Excerpted text ->

Arthur Clark
- Born: 19 December 2001 (age 24) Oxford, England
- Height: 2.01 m (6 ft 7 in)
- Weight: 126 kg (19 st 12 lb; 278 lb)

Rugby union career
- Position: Lock
- Current team: Gloucester

Senior career
- Years: Team / Apps / (Points)
- 2022–: Gloucester / 45 / (20)
- 2024: → Harlequins (loan) / 1 / (0)
- Correct as of 4 Mar 2026

International career
- Years: Team / Apps / (Points)
- 2021: England U20 / 5 / (0)
- 2024–: England A / 1 / (0)
- 2025–: England / 1 / (0)
- Correct as of 19 July 2025

= Arthur Clark (rugby union) =

English rugby union player (born 2001)

Arthur Clark (born 19 December 2001) is an English professional rugby union player who plays as a lock for Premiership Rugby club Gloucester.

==Early life==
His family own a farm at Todenham in the Cotswolds. He studied agricultural farming at Hartpury College. He played junior rugby with Stow-on-the-Wold, before joining the Gloucester academy. He was called up for the England U18s, although the COVID-19 pandemic forced the games to be cancelled.

==Club career==
Playing for Gloucester, Clark made a try scoring first-team Premiership Rugby debut in a win over Worcester Warriors in September 2022. He proceeded to start against Bath Rugby a week later.

Clark captained Gloucester in the Premiership Rugby Cup at the start of the 2023–24 season and later in that competition came off the bench as they defeated Leicester Tigers in the final to lift the trophy. Clark had made 19 appearances in total for the club prior to signing for Harlequins on a short-term loan in January 2024. After making one appearance for Quins he returned to Gloucester and started in the 2023–24 EPCR Challenge Cup final at Tottenham Hotspur Stadium which saw them defeated by Sharks to finish runners up. He signed a contract extension with Gloucester in January 2025.

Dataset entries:
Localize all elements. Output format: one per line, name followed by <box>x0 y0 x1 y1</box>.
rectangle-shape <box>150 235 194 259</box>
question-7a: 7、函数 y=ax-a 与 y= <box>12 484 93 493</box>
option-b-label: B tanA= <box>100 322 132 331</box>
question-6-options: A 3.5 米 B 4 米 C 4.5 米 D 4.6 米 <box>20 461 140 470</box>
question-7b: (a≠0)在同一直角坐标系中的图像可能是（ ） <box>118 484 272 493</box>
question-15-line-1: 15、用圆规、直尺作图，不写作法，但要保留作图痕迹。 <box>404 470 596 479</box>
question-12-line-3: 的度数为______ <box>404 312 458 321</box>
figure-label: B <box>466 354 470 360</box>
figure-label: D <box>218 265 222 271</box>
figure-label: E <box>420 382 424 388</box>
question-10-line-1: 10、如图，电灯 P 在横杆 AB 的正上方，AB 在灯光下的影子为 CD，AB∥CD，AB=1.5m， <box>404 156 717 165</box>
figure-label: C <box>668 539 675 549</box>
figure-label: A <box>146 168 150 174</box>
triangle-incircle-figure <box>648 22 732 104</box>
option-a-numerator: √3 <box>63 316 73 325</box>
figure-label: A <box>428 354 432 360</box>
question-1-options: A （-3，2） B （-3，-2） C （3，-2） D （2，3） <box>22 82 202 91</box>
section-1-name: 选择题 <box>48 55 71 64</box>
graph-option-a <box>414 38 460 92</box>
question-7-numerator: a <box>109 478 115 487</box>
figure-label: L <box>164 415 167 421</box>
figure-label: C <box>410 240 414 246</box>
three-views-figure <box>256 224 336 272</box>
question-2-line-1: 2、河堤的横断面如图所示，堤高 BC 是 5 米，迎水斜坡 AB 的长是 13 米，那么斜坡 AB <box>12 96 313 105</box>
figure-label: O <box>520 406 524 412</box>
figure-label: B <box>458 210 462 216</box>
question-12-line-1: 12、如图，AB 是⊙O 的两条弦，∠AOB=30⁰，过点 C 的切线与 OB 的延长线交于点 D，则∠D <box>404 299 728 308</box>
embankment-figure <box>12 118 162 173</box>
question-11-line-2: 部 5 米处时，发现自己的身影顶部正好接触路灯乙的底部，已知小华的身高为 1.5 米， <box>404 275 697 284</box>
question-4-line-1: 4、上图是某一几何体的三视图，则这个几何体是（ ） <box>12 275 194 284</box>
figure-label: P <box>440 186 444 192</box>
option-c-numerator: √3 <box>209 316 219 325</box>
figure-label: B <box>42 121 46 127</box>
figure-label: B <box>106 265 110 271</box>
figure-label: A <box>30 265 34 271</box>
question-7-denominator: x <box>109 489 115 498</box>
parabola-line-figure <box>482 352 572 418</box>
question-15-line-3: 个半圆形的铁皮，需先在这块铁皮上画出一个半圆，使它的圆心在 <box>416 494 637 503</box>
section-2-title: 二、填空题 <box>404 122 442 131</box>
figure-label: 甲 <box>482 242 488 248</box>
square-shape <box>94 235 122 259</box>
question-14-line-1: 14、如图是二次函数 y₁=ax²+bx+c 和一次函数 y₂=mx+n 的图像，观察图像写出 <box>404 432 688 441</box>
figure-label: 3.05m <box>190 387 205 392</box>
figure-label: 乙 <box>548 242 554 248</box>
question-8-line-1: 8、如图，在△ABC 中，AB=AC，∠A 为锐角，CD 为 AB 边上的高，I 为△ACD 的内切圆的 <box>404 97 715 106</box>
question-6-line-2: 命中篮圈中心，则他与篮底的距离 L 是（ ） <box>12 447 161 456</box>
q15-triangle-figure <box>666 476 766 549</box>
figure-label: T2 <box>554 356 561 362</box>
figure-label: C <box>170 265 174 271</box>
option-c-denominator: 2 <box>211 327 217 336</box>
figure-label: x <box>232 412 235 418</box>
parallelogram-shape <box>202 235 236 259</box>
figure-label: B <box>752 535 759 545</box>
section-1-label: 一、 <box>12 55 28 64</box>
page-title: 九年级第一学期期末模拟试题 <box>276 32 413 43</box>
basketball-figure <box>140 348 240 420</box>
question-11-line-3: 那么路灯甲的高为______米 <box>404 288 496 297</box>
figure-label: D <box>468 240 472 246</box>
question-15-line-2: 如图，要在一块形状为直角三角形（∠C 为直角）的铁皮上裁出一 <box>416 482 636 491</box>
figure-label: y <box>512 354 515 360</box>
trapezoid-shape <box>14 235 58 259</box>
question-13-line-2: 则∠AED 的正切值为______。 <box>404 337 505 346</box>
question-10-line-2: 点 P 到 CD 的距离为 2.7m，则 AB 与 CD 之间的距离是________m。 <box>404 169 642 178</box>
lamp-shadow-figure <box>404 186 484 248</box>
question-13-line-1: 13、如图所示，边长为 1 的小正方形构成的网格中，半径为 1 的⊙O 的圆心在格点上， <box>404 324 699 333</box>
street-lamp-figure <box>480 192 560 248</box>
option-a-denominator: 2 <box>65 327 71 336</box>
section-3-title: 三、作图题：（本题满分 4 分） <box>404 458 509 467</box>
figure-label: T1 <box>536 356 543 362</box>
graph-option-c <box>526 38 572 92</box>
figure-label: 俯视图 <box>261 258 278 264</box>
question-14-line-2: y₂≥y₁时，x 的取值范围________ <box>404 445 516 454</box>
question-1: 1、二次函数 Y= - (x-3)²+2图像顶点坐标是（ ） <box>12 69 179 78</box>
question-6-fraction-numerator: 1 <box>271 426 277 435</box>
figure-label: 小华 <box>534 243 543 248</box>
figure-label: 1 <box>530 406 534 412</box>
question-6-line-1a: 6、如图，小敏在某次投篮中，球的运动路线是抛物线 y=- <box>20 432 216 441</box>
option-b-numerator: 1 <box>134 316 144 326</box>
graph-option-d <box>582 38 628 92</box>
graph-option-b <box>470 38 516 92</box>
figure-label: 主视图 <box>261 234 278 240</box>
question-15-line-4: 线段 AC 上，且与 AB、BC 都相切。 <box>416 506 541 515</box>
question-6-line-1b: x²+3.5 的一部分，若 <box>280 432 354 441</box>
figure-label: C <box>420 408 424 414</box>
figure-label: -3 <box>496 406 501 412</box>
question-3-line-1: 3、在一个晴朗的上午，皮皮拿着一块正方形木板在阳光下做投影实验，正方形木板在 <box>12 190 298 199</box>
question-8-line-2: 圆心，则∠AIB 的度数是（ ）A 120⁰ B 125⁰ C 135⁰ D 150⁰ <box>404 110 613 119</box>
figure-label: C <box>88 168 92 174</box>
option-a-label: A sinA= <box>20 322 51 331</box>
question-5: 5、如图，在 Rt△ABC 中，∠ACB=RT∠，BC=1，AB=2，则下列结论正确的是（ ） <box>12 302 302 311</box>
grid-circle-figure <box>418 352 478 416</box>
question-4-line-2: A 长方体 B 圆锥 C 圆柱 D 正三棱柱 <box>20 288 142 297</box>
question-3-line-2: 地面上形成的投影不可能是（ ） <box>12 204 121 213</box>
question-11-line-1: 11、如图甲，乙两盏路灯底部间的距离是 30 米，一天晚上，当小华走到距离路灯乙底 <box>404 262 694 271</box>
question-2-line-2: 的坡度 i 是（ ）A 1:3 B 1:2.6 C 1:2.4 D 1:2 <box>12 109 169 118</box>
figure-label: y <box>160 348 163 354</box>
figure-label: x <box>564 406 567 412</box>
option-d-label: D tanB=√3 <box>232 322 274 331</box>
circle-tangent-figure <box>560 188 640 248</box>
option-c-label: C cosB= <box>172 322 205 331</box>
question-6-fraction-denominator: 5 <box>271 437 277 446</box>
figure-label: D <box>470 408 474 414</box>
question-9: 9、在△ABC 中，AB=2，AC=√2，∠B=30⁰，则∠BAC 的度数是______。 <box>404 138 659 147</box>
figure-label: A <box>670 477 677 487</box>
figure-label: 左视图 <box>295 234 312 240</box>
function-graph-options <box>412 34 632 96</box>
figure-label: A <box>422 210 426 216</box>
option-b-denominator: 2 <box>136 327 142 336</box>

Brief A -> Using the Arthur Clark article, decide whether each statement is true: (i) Clark studied agricultural farming at Hartpury College; (ii) Clark's England U18 games went ahead as planned; (iii) Gloucester won the 2023–24 EPCR Challenge Cup final. For each, answer yes or no and quote the words from the article that settle it.
Brief B -> According to the Arthur Clark article, which team did Gloucester defeat in the Premiership Rugby Cup final?
These rows are separate material and have no connection to the Arthur Clark article.

Your response A ->
(i) Yes: "He studied agricultural farming at Hartpury College."
(ii) No: "although the COVID-19 pandemic forced the games to be cancelled"
(iii) No: "which saw them defeated by Sharks to finish runners up"

Your response B -> Leicester Tigers.